(Dataset items)
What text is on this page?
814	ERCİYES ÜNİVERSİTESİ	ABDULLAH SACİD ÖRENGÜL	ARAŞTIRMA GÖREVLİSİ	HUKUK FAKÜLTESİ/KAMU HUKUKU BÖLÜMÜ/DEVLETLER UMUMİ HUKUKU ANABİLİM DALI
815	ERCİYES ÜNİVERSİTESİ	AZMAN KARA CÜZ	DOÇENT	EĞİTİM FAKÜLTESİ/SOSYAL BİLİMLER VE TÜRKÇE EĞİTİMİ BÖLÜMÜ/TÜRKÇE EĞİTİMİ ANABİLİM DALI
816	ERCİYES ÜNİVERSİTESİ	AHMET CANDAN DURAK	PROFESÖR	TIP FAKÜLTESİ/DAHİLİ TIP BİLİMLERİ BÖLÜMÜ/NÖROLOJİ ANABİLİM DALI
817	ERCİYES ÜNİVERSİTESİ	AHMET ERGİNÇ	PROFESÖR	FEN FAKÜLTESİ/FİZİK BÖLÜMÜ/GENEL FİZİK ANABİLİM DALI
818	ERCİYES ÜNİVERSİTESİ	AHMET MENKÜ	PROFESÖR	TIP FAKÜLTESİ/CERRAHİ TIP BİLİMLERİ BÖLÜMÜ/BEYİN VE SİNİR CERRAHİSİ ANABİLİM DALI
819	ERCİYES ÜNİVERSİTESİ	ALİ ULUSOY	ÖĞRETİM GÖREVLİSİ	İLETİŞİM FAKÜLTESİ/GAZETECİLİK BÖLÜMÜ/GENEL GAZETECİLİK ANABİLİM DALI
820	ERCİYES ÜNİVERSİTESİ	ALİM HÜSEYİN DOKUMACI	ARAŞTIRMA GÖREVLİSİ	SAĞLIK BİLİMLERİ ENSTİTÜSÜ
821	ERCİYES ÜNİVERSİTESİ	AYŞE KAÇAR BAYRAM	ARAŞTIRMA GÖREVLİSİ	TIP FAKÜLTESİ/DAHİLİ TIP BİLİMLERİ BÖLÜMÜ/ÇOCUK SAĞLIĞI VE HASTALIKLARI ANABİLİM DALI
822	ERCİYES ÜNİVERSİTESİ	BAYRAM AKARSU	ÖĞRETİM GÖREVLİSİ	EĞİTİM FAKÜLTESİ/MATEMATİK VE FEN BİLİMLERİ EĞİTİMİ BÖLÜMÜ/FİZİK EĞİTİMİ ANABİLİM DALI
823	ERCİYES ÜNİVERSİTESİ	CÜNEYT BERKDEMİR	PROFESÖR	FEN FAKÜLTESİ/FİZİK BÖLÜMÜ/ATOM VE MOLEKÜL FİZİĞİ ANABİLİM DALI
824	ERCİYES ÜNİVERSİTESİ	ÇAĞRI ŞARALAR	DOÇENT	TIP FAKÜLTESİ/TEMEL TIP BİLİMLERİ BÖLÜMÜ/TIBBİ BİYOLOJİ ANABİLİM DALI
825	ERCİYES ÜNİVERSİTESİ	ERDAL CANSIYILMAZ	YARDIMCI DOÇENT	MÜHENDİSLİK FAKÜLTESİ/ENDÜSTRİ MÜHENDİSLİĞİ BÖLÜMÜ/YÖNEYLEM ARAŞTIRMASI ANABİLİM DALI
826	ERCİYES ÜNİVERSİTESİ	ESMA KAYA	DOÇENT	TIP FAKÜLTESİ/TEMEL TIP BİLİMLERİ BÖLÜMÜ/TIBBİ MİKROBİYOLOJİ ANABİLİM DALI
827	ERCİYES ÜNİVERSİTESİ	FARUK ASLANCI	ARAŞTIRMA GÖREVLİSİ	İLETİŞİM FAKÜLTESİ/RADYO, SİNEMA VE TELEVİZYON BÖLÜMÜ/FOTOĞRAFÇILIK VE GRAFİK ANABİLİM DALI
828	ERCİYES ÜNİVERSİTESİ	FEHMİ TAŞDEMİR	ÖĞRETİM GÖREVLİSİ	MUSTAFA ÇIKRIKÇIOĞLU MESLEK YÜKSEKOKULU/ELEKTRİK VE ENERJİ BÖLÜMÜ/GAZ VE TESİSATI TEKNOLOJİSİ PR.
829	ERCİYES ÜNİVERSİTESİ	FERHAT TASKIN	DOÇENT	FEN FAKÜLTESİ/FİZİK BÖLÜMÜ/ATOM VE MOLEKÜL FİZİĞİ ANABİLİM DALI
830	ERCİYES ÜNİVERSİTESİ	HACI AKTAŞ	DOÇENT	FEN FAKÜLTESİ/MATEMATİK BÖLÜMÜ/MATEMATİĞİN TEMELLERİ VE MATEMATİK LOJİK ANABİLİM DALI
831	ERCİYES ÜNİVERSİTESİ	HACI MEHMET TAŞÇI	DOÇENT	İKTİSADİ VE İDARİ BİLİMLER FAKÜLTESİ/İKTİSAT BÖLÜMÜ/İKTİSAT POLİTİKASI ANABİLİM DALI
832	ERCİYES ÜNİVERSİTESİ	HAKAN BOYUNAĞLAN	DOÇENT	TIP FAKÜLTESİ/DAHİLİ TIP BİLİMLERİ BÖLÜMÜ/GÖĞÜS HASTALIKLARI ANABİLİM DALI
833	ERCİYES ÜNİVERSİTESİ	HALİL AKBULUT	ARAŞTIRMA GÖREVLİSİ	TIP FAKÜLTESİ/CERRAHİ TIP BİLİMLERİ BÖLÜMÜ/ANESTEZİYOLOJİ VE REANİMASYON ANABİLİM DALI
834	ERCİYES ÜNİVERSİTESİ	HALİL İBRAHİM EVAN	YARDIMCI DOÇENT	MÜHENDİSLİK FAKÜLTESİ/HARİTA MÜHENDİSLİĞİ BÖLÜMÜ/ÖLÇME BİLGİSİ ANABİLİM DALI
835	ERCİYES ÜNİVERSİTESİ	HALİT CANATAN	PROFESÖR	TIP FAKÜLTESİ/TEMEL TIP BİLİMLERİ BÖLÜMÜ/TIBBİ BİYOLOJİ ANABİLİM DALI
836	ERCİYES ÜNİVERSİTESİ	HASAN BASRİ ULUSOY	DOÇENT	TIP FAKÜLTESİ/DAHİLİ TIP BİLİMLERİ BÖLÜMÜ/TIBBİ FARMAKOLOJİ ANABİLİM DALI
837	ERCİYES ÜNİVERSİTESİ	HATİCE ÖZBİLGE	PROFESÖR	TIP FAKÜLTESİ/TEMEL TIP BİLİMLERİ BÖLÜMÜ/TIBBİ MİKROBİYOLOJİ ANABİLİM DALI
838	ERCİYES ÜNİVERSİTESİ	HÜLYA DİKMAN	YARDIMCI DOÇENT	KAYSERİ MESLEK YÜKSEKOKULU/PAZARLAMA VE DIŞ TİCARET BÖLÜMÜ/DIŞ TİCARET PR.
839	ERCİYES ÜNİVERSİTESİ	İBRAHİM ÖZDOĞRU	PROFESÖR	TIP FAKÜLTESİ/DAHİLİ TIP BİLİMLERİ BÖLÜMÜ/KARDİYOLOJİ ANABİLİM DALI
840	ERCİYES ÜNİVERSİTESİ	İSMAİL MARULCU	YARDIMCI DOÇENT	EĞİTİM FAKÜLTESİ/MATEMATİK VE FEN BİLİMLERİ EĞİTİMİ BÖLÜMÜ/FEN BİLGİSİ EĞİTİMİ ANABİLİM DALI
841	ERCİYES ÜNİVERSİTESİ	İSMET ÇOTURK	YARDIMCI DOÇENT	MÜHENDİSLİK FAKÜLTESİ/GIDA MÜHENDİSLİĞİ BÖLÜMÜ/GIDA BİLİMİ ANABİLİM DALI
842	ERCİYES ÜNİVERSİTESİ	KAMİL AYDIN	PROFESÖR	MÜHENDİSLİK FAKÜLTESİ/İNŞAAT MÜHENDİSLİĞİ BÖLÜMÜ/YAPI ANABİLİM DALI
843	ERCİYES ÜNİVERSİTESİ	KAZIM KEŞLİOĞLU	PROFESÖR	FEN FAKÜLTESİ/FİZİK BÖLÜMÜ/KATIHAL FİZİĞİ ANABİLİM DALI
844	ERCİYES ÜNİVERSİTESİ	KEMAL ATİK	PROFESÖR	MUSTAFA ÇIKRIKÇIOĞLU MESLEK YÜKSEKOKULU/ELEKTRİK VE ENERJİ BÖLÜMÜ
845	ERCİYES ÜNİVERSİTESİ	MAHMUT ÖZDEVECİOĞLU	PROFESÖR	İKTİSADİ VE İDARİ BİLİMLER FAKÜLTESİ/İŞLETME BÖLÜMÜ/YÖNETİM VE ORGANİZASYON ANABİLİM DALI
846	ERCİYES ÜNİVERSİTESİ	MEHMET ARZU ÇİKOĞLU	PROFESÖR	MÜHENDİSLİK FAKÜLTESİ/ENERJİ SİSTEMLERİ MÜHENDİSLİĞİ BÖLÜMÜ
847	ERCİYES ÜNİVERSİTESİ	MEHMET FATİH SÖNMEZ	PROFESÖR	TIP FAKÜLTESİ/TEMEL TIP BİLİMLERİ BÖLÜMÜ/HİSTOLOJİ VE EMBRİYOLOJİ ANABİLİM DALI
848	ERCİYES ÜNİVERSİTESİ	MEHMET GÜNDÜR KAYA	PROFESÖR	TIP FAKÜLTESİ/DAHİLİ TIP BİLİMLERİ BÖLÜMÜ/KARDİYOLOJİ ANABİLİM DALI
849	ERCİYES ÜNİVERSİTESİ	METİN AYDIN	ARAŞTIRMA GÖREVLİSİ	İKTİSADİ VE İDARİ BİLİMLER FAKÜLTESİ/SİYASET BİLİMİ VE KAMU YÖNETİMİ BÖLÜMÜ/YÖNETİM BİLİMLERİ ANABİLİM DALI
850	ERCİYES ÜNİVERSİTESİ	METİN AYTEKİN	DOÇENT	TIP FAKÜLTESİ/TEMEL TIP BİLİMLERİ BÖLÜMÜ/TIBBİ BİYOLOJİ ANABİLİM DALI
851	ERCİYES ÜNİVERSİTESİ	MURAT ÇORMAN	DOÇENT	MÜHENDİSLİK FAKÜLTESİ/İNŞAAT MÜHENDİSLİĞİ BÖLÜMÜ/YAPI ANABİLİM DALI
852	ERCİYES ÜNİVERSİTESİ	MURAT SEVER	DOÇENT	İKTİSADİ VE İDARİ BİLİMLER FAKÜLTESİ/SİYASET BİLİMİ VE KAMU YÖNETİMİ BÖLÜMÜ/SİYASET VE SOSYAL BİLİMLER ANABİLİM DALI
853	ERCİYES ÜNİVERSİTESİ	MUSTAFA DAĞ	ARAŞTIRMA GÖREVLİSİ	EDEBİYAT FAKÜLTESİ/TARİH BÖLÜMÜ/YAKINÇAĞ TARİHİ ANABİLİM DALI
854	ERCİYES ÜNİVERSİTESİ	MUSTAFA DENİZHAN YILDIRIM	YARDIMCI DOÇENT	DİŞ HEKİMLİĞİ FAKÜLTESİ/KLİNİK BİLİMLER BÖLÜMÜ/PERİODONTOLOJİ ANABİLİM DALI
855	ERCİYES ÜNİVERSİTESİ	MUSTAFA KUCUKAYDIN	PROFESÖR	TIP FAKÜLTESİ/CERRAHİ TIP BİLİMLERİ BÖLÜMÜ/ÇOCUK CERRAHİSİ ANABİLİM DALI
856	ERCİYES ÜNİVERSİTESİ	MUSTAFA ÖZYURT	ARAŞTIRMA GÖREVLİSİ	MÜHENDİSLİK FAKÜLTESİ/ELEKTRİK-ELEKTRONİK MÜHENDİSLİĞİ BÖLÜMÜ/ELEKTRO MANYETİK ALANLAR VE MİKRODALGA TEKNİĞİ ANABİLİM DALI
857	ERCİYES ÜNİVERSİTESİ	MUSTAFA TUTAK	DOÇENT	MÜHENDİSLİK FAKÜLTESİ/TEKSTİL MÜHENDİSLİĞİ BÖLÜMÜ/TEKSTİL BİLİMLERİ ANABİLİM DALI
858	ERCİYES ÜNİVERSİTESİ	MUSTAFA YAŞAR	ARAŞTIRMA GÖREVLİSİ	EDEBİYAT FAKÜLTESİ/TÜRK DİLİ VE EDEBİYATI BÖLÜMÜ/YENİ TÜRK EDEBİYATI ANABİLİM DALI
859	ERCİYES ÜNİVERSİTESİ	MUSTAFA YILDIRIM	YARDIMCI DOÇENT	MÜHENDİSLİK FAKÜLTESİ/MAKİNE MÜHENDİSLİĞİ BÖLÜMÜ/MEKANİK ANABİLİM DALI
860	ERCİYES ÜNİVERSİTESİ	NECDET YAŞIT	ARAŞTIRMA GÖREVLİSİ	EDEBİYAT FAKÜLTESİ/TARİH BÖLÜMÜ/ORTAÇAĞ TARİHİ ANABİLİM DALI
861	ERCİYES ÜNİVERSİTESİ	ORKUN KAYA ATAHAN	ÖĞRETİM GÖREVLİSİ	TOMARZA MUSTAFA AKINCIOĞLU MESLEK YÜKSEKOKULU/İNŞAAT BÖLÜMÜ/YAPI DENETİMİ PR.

**Goal**. Show each line of the data that contains the string "ELEKTRİK".

**Written solution**.
828	ERCİYES ÜNİVERSİTESİ	FEHMİ TAŞDEMİR	ÖĞRETİM GÖREVLİSİ	MUSTAFA ÇIKRIKÇIOĞLU MESLEK YÜKSEKOKULU/ELEKTRİK VE ENERJİ BÖLÜMÜ/GAZ VE TESİSATI TEKNOLOJİSİ PR.
844	ERCİYES ÜNİVERSİTESİ	KEMAL ATİK	PROFESÖR	MUSTAFA ÇIKRIKÇIOĞLU MESLEK YÜKSEKOKULU/ELEKTRİK VE ENERJİ BÖLÜMÜ
856	ERCİYES ÜNİVERSİTESİ	MUSTAFA ÖZYURT	ARAŞTIRMA GÖREVLİSİ	MÜHENDİSLİK FAKÜLTESİ/ELEKTRİK-ELEKTRONİK MÜHENDİSLİĞİ BÖLÜMÜ/ELEKTRO MANYETİK ALANLAR VE MİKRODALGA TEKNİĞİ ANABİLİM DALI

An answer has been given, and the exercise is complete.